▶ [SUPPLIED RECORDS]
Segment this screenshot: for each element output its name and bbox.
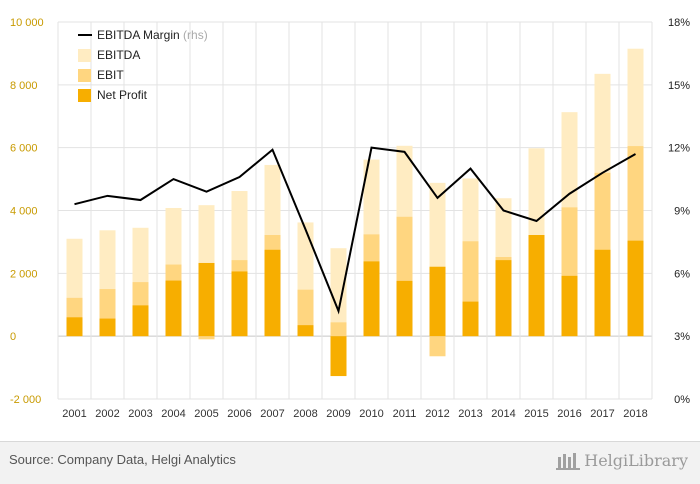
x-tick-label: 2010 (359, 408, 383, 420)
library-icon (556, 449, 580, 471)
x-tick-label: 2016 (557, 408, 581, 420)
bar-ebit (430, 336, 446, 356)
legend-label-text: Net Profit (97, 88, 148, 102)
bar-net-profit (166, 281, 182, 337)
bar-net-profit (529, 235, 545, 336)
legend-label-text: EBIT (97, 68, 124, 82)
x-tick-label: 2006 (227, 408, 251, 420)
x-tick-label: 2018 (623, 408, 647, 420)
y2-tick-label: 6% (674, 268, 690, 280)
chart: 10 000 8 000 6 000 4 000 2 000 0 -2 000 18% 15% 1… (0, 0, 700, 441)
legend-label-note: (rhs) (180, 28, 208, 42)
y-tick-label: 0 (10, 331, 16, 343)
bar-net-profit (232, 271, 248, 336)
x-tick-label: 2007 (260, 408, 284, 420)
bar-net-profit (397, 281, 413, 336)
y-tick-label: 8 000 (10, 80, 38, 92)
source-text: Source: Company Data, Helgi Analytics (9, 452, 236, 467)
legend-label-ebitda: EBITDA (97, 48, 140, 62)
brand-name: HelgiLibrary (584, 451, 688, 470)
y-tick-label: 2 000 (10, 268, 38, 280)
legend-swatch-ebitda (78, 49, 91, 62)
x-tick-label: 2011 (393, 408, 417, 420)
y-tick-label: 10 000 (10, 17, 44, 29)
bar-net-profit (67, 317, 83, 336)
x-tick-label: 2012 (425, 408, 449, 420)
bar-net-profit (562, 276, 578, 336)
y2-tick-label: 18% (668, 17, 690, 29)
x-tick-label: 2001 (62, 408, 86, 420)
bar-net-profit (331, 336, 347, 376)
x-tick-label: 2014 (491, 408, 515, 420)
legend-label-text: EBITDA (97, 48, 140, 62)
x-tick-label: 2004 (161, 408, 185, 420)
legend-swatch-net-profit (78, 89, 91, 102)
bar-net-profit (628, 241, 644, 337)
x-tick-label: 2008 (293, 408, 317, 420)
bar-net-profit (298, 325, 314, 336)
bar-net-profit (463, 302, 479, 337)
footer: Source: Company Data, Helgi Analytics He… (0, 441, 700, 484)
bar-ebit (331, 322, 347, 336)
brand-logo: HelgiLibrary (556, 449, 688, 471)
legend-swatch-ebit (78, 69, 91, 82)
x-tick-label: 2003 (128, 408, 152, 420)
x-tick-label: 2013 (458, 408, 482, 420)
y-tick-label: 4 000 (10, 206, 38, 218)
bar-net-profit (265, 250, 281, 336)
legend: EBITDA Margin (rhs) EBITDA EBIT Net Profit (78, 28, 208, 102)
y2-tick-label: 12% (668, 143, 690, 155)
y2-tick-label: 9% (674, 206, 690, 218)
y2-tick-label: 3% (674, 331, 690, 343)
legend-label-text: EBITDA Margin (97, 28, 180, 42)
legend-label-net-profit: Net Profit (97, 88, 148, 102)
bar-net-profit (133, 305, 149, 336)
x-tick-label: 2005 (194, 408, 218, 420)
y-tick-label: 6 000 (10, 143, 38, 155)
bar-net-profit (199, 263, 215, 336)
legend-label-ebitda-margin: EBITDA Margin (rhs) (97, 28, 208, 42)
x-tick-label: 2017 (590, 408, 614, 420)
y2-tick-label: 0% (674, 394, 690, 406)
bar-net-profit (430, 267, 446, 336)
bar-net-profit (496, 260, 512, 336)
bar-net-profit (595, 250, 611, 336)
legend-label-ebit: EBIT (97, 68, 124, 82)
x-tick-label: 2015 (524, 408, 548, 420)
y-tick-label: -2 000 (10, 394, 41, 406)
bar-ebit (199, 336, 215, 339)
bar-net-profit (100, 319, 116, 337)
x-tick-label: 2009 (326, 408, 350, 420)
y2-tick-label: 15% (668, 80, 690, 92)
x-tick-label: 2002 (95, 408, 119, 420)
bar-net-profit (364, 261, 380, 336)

▶ [GIVEN INSTRUCTION] Rewrite the part of the records that opens with the line containing "x-tick-label: 2010 (359, 408, 383, 420)" and closes with the line containing "bar-net-profit (67, 317, 83, 336)", replacing "bar-net-profit" with "net-profit-bar" throughout and leaving everything else unchanged.

▶ [RESULT FOR THIS TASK]
x-tick-label: 2010 (359, 408, 383, 420)
library-icon (556, 449, 580, 471)
x-tick-label: 2016 (557, 408, 581, 420)
bar-ebit (430, 336, 446, 356)
legend-label-text: Net Profit (97, 88, 148, 102)
net-profit-bar (166, 281, 182, 337)
net-profit-bar (529, 235, 545, 336)
legend-label-text: EBIT (97, 68, 124, 82)
x-tick-label: 2006 (227, 408, 251, 420)
x-tick-label: 2018 (623, 408, 647, 420)
y2-tick-label: 6% (674, 268, 690, 280)
chart: 10 000 8 000 6 000 4 000 2 000 0 -2 000 18% 15% 1… (0, 0, 700, 441)
legend-label-note: (rhs) (180, 28, 208, 42)
y-tick-label: 0 (10, 331, 16, 343)
net-profit-bar (232, 271, 248, 336)
x-tick-label: 2007 (260, 408, 284, 420)
net-profit-bar (397, 281, 413, 336)
y-tick-label: 8 000 (10, 80, 38, 92)
source-text: Source: Company Data, Helgi Analytics (9, 452, 236, 467)
legend-label-ebitda: EBITDA (97, 48, 140, 62)
brand-name: HelgiLibrary (584, 451, 688, 470)
y-tick-label: 2 000 (10, 268, 38, 280)
legend-swatch-ebitda (78, 49, 91, 62)
x-tick-label: 2011 (393, 408, 417, 420)
y-tick-label: 10 000 (10, 17, 44, 29)
net-profit-bar (67, 317, 83, 336)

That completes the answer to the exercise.